> **Exercise**
Show each line of the listing in which the string "number" occurs, reproducing every such line in full.

(Visual layout records)

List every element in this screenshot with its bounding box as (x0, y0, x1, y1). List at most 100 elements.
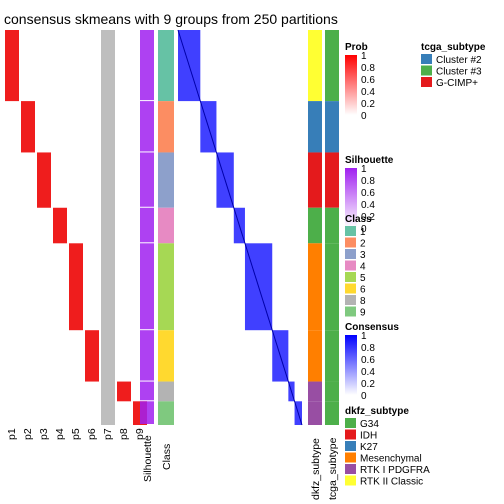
consensus-diagonal (177, 29, 303, 426)
tcga-cell-class-4 (325, 207, 339, 244)
tcga-legend-label: Cluster #3 (436, 67, 482, 78)
prob-column-p2 (21, 30, 35, 425)
class-legend-swatch (345, 237, 356, 248)
dkfz-legend-label: RTK I PDGFRA (360, 465, 430, 476)
prob-legend-title: Prob (345, 42, 368, 53)
dkfz-legend-swatch (345, 441, 356, 451)
dkfz-legend-label: K27 (360, 442, 378, 453)
prob-legend-tick: 0.6 (361, 75, 375, 86)
prob-legend-colorbar (345, 55, 357, 115)
tcga-legend-title: tcga_subtype (421, 42, 486, 53)
class-legend-swatch (345, 295, 356, 305)
prob-cell-p5-class-5 (69, 243, 83, 331)
prob-column-label: p8 (118, 428, 130, 440)
tcga-cell-class-1 (325, 30, 339, 102)
tcga-legend-label: G-CIMP+ (436, 78, 478, 89)
prob-column-label: p7 (102, 428, 114, 440)
dkfz-cell-class-4 (308, 207, 322, 244)
class-cell-3 (158, 152, 174, 208)
prob-cell-p4-class-4 (53, 207, 67, 244)
class-column-label: Class (161, 444, 173, 470)
dkfz-legend-swatch (345, 418, 356, 428)
prob-column-p7 (101, 30, 115, 425)
prob-column-label: p2 (22, 428, 34, 440)
silhouette-cell-class-5 (140, 243, 154, 330)
prob-cell-p8-class-8 (117, 381, 131, 402)
dkfz-legend-label: Mesenchymal (360, 454, 422, 465)
class-legend-swatch (345, 283, 356, 294)
prob-cell-p3-class-3 (37, 152, 51, 208)
dkfz-cell-class-3 (308, 152, 322, 208)
silhouette-legend-tick: 0.8 (361, 176, 375, 187)
dkfz-legend-swatch (345, 464, 356, 474)
consensus-legend-tick: 0.4 (361, 367, 375, 378)
silhouette-legend-tick: 0 (361, 224, 367, 235)
silhouette-column-label: Silhouette (142, 435, 154, 482)
class-legend-label: 8 (360, 296, 366, 307)
prob-column-label: p5 (70, 428, 82, 440)
silhouette-legend-title: Silhouette (345, 155, 394, 166)
silhouette-legend-tick: 0.4 (361, 200, 375, 211)
prob-column-p1 (5, 30, 19, 425)
prob-column-p3 (37, 30, 51, 425)
dkfz-cell-class-5 (308, 243, 322, 331)
consensus-legend-tick: 0 (361, 391, 367, 402)
class-legend-swatch (345, 249, 356, 259)
tcga-cell-class-5 (325, 243, 339, 331)
silhouette-cell-class-4 (140, 207, 154, 243)
silhouette-cell-class-8 (140, 381, 154, 401)
silhouette-cell-class-1 (140, 30, 154, 101)
dkfz-cell-class-9 (308, 401, 322, 425)
class-cell-6 (158, 330, 174, 382)
prob-legend-tick: 0 (361, 111, 367, 122)
silhouette-legend-colorbar (345, 168, 357, 228)
silhouette-cell-class-9 (140, 401, 154, 424)
prob-column-label: p6 (86, 428, 98, 440)
tcga-cell-class-2 (325, 101, 339, 153)
class-legend-swatch (345, 260, 356, 271)
silhouette-cell-class-6 (140, 330, 154, 381)
dkfz-cell-class-2 (308, 101, 322, 153)
prob-cell-p6-class-6 (85, 330, 99, 382)
dkfz-cell-class-6 (308, 330, 322, 382)
silhouette-legend-tick: 0.2 (361, 212, 375, 223)
consensus-legend-tick: 0.2 (361, 379, 375, 390)
silhouette-legend-tick: 1 (361, 164, 367, 175)
tcga-cell-class-6 (325, 330, 339, 382)
class-legend-title: Class (345, 214, 372, 225)
tcga-cell-class-3 (325, 152, 339, 208)
class-cell-5 (158, 243, 174, 331)
class-legend-label: 6 (360, 285, 366, 296)
prob-legend-tick: 1 (361, 51, 367, 62)
class-cell-1 (158, 30, 174, 102)
prob-column-label: p4 (54, 428, 66, 440)
dkfz-legend-title: dkfz_subtype (345, 406, 409, 417)
consensus-legend-tick: 0.6 (361, 355, 375, 366)
consensus-legend-tick: 0.8 (361, 343, 375, 354)
silhouette-legend-tick: 0.6 (361, 188, 375, 199)
class-legend-label: 1 (360, 227, 366, 238)
prob-column-p5 (69, 30, 83, 425)
prob-legend-tick: 0.8 (361, 63, 375, 74)
tcga-legend-swatch (421, 77, 432, 87)
tcga-legend-swatch (421, 54, 432, 64)
legend-area: Prob10.80.60.40.20Silhouette10.80.60.40.… (345, 42, 486, 488)
prob-column-p8 (117, 30, 131, 425)
class-cell-2 (158, 101, 174, 153)
prob-column-label: p9 (134, 428, 146, 440)
prob-column-p6 (85, 30, 99, 425)
prob-legend-tick: 0.2 (361, 99, 375, 110)
class-legend-label: 9 (360, 308, 366, 319)
class-legend-label: 3 (360, 250, 366, 261)
dkfz-legend-label: RTK II Classic (360, 477, 423, 488)
dkfz-cell-class-1 (308, 30, 322, 102)
class-cell-4 (158, 207, 174, 244)
class-cell-9 (158, 401, 174, 425)
class-legend-label: 4 (360, 262, 366, 273)
chart-title: consensus skmeans with 9 groups from 250… (4, 11, 338, 27)
tcga-legend-label: Cluster #2 (436, 55, 482, 66)
dkfz-column-label: dkfz_subtype (310, 438, 322, 500)
class-legend-label: 2 (360, 239, 366, 250)
tcga-legend-swatch (421, 65, 432, 76)
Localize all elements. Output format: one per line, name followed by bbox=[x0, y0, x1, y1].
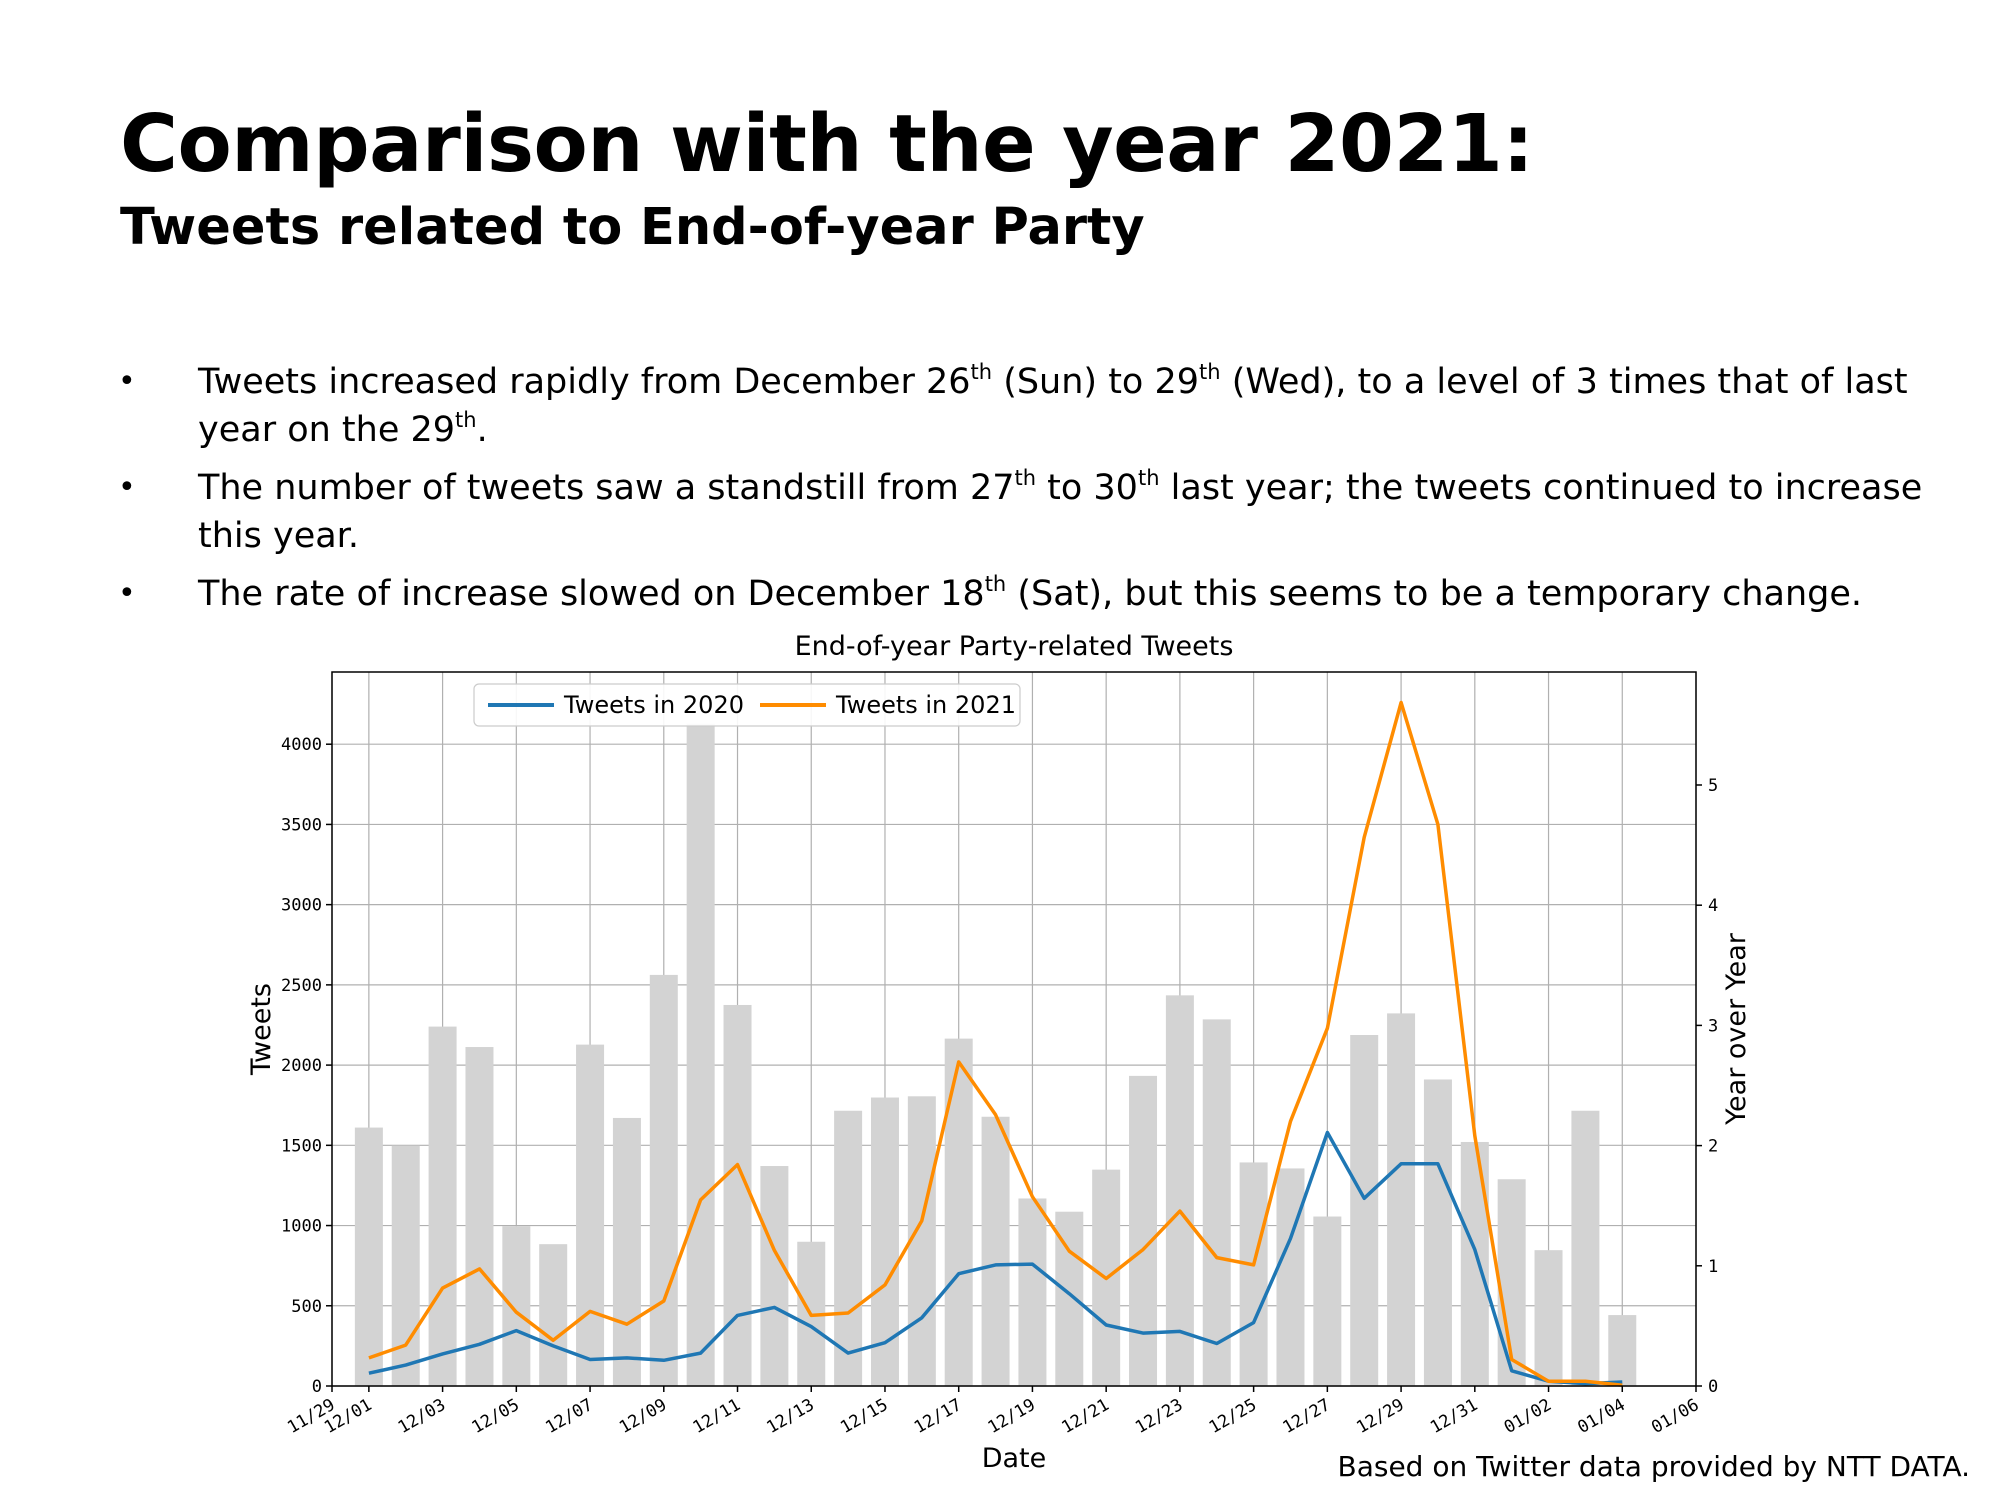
plot-frame bbox=[331, 671, 1697, 1387]
yoy-bar bbox=[944, 1038, 973, 1386]
x-tick-label: 01/02 bbox=[1501, 1395, 1555, 1438]
y2-tick-label: 4 bbox=[1708, 896, 1718, 916]
bullet-text: The number of tweets saw a standstill fr… bbox=[198, 468, 1015, 508]
y2-tick-label: 3 bbox=[1708, 1016, 1718, 1036]
bullet-text: (Sun) to 29 bbox=[992, 362, 1200, 402]
yoy-bar bbox=[760, 1166, 789, 1386]
superscript-text: th bbox=[1014, 466, 1037, 490]
y-tick-label: 1000 bbox=[281, 1217, 322, 1237]
x-tick-label: 01/06 bbox=[1648, 1395, 1702, 1438]
superscript-text: th bbox=[455, 408, 477, 432]
bullet-text: (Wed), to a level of 3 times that of las… bbox=[198, 362, 1908, 450]
yoy-bar bbox=[981, 1116, 1010, 1386]
x-tick-label: 12/23 bbox=[1132, 1395, 1186, 1438]
y-tick-label: 2500 bbox=[281, 976, 322, 996]
superscript-text: th bbox=[1137, 466, 1160, 490]
bullet-text: to 30 bbox=[1036, 468, 1138, 508]
x-tick-label: 12/05 bbox=[468, 1395, 522, 1438]
x-tick-label: 12/03 bbox=[395, 1395, 449, 1438]
x-tick-label: 12/13 bbox=[763, 1395, 817, 1438]
yoy-bar bbox=[723, 1004, 752, 1386]
bullet-text: Tweets increased rapidly from December 2… bbox=[198, 362, 971, 402]
yoy-bar bbox=[1571, 1110, 1600, 1386]
y2-tick-label: 2 bbox=[1708, 1137, 1718, 1157]
bullet-marker: • bbox=[118, 576, 136, 611]
yoy-bar bbox=[1018, 1198, 1047, 1386]
yoy-bar bbox=[649, 974, 678, 1386]
superscript-text: th bbox=[984, 572, 1007, 596]
yoy-bar bbox=[612, 1117, 641, 1386]
x-tick-label: 12/15 bbox=[837, 1395, 891, 1438]
bullet-text: last year; the tweets continued to incre… bbox=[198, 468, 1923, 556]
bullet-text: (Sat), but this seems to be a temporary … bbox=[1006, 574, 1863, 614]
y-tick-label: 1500 bbox=[281, 1136, 322, 1156]
yoy-bar bbox=[1165, 995, 1194, 1386]
superscript-text: th bbox=[1199, 360, 1221, 384]
yoy-bar bbox=[1313, 1216, 1342, 1386]
yoy-bar bbox=[1129, 1075, 1158, 1386]
yoy-bar bbox=[686, 723, 715, 1386]
y-tick-label: 2000 bbox=[281, 1056, 322, 1076]
x-tick-label: 12/25 bbox=[1206, 1395, 1260, 1438]
page-title: Comparison with the year 2021: bbox=[120, 98, 1534, 190]
bullet-text: . bbox=[476, 410, 488, 450]
x-tick-label: 12/19 bbox=[985, 1395, 1039, 1438]
yoy-bar bbox=[834, 1110, 863, 1386]
yoy-bar bbox=[1239, 1162, 1268, 1386]
footnote: Based on Twitter data provided by NTT DA… bbox=[1337, 1450, 1970, 1483]
yoy-bar bbox=[1202, 1019, 1231, 1386]
bullet-item: • The rate of increase slowed on December… bbox=[118, 570, 1958, 618]
yoy-bar bbox=[1460, 1141, 1489, 1386]
yoy-bar bbox=[1055, 1211, 1084, 1386]
legend-box bbox=[473, 683, 1021, 727]
yoy-bar bbox=[1387, 1013, 1416, 1386]
x-tick-label: 12/07 bbox=[542, 1395, 596, 1438]
chart-title: End-of-year Party-related Tweets bbox=[795, 631, 1234, 662]
y-tick-label: 4000 bbox=[281, 735, 322, 755]
series-line-tweets-in-2020 bbox=[368, 1130, 1623, 1386]
y2-axis-label: Year over Year bbox=[1721, 932, 1752, 1126]
page-subtitle: Tweets related to End-of-year Party bbox=[120, 198, 1145, 257]
x-tick-label: 12/29 bbox=[1353, 1395, 1407, 1438]
yoy-bar bbox=[428, 1026, 457, 1386]
yoy-bar bbox=[354, 1127, 383, 1386]
y-tick-label: 0 bbox=[312, 1377, 322, 1397]
yoy-bar bbox=[576, 1044, 605, 1386]
y2-tick-label: 0 bbox=[1708, 1377, 1718, 1397]
x-tick-label: 12/17 bbox=[911, 1395, 965, 1438]
bullet-marker: • bbox=[118, 364, 136, 399]
y-tick-label: 500 bbox=[291, 1297, 322, 1317]
yoy-bar bbox=[465, 1047, 494, 1386]
y2-tick-label: 5 bbox=[1708, 776, 1718, 796]
y-axis-label: Tweets bbox=[246, 983, 277, 1076]
bullet-list: • Tweets increased rapidly from December … bbox=[118, 358, 1958, 628]
yoy-bar bbox=[502, 1226, 531, 1386]
yoy-bar bbox=[1608, 1315, 1637, 1386]
x-tick-label: 12/27 bbox=[1280, 1395, 1334, 1438]
series-line-tweets-in-2021 bbox=[368, 700, 1623, 1387]
y2-tick-label: 1 bbox=[1708, 1257, 1718, 1277]
x-tick-label: 12/21 bbox=[1058, 1395, 1112, 1438]
superscript-text: th bbox=[970, 360, 993, 384]
x-axis-label: Date bbox=[982, 1443, 1047, 1474]
yoy-bar bbox=[1350, 1035, 1379, 1386]
bullet-text: The rate of increase slowed on December … bbox=[198, 574, 985, 614]
bullet-item: • Tweets increased rapidly from December … bbox=[118, 358, 1958, 454]
yoy-bar bbox=[1534, 1250, 1563, 1386]
legend-label: Tweets in 2020 bbox=[563, 691, 744, 719]
yoy-bar bbox=[1276, 1168, 1305, 1386]
x-tick-label: 12/31 bbox=[1427, 1395, 1481, 1438]
legend-label: Tweets in 2021 bbox=[835, 691, 1016, 719]
y-tick-label: 3000 bbox=[281, 896, 322, 916]
bullet-item: • The number of tweets saw a standstill f… bbox=[118, 464, 1958, 560]
y-tick-label: 3500 bbox=[281, 815, 322, 835]
x-tick-label: 01/04 bbox=[1574, 1395, 1628, 1438]
yoy-bar bbox=[1423, 1079, 1452, 1386]
x-tick-label: 12/11 bbox=[690, 1395, 744, 1438]
yoy-bar bbox=[539, 1244, 568, 1386]
bullet-marker: • bbox=[118, 470, 136, 505]
yoy-bar bbox=[907, 1096, 936, 1386]
x-tick-label: 12/09 bbox=[616, 1395, 670, 1438]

> **The reply**
bullet-text: The number of tweets saw a standstill fr… bbox=[198, 468, 1015, 508]
bullet-item: • The number of tweets saw a standstill f… bbox=[118, 464, 1958, 560]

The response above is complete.